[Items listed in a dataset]
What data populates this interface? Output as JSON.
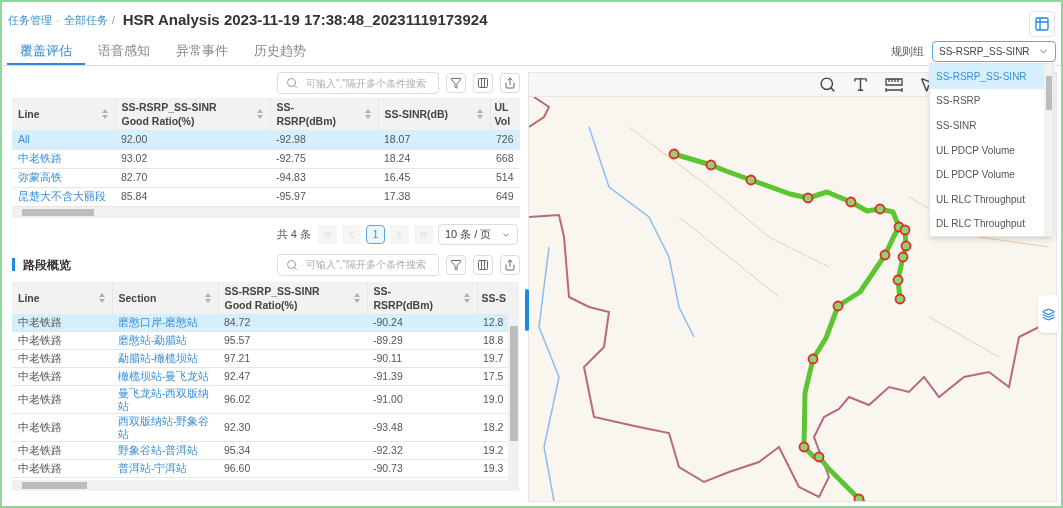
{
  "breadcrumb": [
    {
      "kind": "link",
      "text": "任务管理"
    },
    {
      "kind": "sep",
      "text": "·"
    },
    {
      "kind": "link",
      "text": "全部任务"
    },
    {
      "kind": "sep",
      "text": "/"
    }
  ],
  "title": "HSR Analysis 2023-11-19 17:38:48_20231119173924",
  "tabs": [
    {
      "label": "覆盖评估",
      "selected": true
    },
    {
      "label": "语音感知",
      "selected": false
    },
    {
      "label": "异常事件",
      "selected": false
    },
    {
      "label": "历史趋势",
      "selected": false
    }
  ],
  "rule_group": {
    "label": "规则组",
    "value": "SS-RSRP_SS-SINR",
    "options": [
      {
        "label": "SS-RSRP_SS-SINR",
        "selected": true
      },
      {
        "label": "SS-RSRP",
        "selected": false
      },
      {
        "label": "SS-SINR",
        "selected": false
      },
      {
        "label": "UL PDCP Volume",
        "selected": false
      },
      {
        "label": "DL PDCP Volume",
        "selected": false
      },
      {
        "label": "UL RLC Throughput",
        "selected": false
      },
      {
        "label": "DL RLC Throughput",
        "selected": false
      }
    ]
  },
  "line_table": {
    "search": {
      "placeholder": "可输入\",\"隔开多个条件搜索"
    },
    "columns": [
      "Line",
      "SS-RSRP_SS-SINR Good Ratio(%)",
      "SS-RSRP(dBm)",
      "SS-SINR(dB)",
      "UL Vol"
    ],
    "rows": [
      {
        "selected": true,
        "cells": [
          "All",
          "92.00",
          "-92.98",
          "18.07",
          "726"
        ]
      },
      {
        "selected": false,
        "cells": [
          "中老铁路",
          "93.02",
          "-92.75",
          "18.24",
          "668"
        ]
      },
      {
        "selected": false,
        "cells": [
          "弥蒙高铁",
          "82.70",
          "-94.83",
          "16.45",
          "514"
        ]
      },
      {
        "selected": false,
        "cells": [
          "昆楚大不含大丽段",
          "85.84",
          "-95.97",
          "17.38",
          "649"
        ]
      }
    ],
    "pagination": {
      "total": "共 4 条",
      "pages": [
        {
          "label": "1",
          "selected": true
        }
      ],
      "page_size": "10 条 / 页"
    }
  },
  "section_table": {
    "title": "路段概览",
    "search": {
      "placeholder": "可输入\",\"隔开多个条件搜索"
    },
    "columns": [
      "Line",
      "Section",
      "SS-RSRP_SS-SINR Good Ratio(%)",
      "SS-RSRP(dBm)",
      "SS-S"
    ],
    "rows": [
      {
        "selected": true,
        "cells": [
          "中老铁路",
          "磨憨口岸-磨憨站",
          "84.72",
          "-90.24",
          "12.8"
        ]
      },
      {
        "selected": false,
        "cells": [
          "中老铁路",
          "磨憨站-勐腊站",
          "95.57",
          "-89.29",
          "18.8"
        ]
      },
      {
        "selected": false,
        "cells": [
          "中老铁路",
          "勐腊站-橄榄坝站",
          "97.21",
          "-90.11",
          "19.7"
        ]
      },
      {
        "selected": false,
        "cells": [
          "中老铁路",
          "橄榄坝站-曼飞龙站",
          "92.47",
          "-91.39",
          "17.5"
        ]
      },
      {
        "selected": false,
        "cells": [
          "中老铁路",
          "曼飞龙站-西双版纳站",
          "96.02",
          "-91.00",
          "19.0"
        ]
      },
      {
        "selected": false,
        "cells": [
          "中老铁路",
          "西双版纳站-野象谷站",
          "92.30",
          "-93.48",
          "18.2"
        ]
      },
      {
        "selected": false,
        "cells": [
          "中老铁路",
          "野象谷站-普洱站",
          "95.34",
          "-92.32",
          "19.2"
        ]
      },
      {
        "selected": false,
        "cells": [
          "中老铁路",
          "普洱站-宁洱站",
          "96.60",
          "-90.73",
          "19.3"
        ]
      }
    ]
  }
}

» **Short problem**:
Each line that has the word "SINR" counts once. How many such lines are in the data? Give the number alone.

» **Correct answer**:
6